** Your goal **
Find every row below that contains the string "parking" with the same uppercase and lowercase letters, and copy each of those rows in full.

[Data entries]
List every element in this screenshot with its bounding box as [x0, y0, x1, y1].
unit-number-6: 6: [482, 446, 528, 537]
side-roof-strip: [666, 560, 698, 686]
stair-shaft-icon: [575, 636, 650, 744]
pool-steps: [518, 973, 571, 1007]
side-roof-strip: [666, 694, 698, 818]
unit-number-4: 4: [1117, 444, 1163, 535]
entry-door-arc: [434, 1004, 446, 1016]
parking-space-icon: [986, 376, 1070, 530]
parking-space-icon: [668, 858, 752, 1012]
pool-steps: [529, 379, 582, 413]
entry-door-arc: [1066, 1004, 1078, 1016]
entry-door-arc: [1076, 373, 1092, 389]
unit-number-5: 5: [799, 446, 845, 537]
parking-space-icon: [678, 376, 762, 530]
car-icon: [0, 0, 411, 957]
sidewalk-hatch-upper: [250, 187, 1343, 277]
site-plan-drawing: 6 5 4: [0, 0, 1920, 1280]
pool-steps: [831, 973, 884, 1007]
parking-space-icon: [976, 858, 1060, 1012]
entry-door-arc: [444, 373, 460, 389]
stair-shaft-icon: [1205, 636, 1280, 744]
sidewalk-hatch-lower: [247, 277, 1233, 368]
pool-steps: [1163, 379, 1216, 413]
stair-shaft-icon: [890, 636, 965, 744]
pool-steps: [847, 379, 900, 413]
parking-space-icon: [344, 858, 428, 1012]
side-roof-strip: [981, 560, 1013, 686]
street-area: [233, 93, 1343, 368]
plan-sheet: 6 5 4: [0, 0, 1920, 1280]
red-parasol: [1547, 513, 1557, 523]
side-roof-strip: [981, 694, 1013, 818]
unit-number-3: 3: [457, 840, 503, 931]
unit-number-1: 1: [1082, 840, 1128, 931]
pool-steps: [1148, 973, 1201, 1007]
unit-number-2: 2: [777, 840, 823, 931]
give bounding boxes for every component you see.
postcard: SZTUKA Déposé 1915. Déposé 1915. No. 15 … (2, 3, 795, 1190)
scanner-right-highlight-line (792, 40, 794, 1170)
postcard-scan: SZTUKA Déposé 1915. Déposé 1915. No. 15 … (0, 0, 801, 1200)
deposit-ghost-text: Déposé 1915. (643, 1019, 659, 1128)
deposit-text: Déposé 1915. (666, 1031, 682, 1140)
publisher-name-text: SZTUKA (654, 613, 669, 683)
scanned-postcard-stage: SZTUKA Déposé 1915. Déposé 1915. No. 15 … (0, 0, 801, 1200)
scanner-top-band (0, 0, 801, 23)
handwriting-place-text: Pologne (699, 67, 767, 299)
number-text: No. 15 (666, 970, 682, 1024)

** Response for this exercise **
parking-space-icon: [986, 376, 1070, 530]
parking-space-icon: [668, 858, 752, 1012]
parking-space-icon: [678, 376, 762, 530]
parking-space-icon: [976, 858, 1060, 1012]
parking-space-icon: [344, 858, 428, 1012]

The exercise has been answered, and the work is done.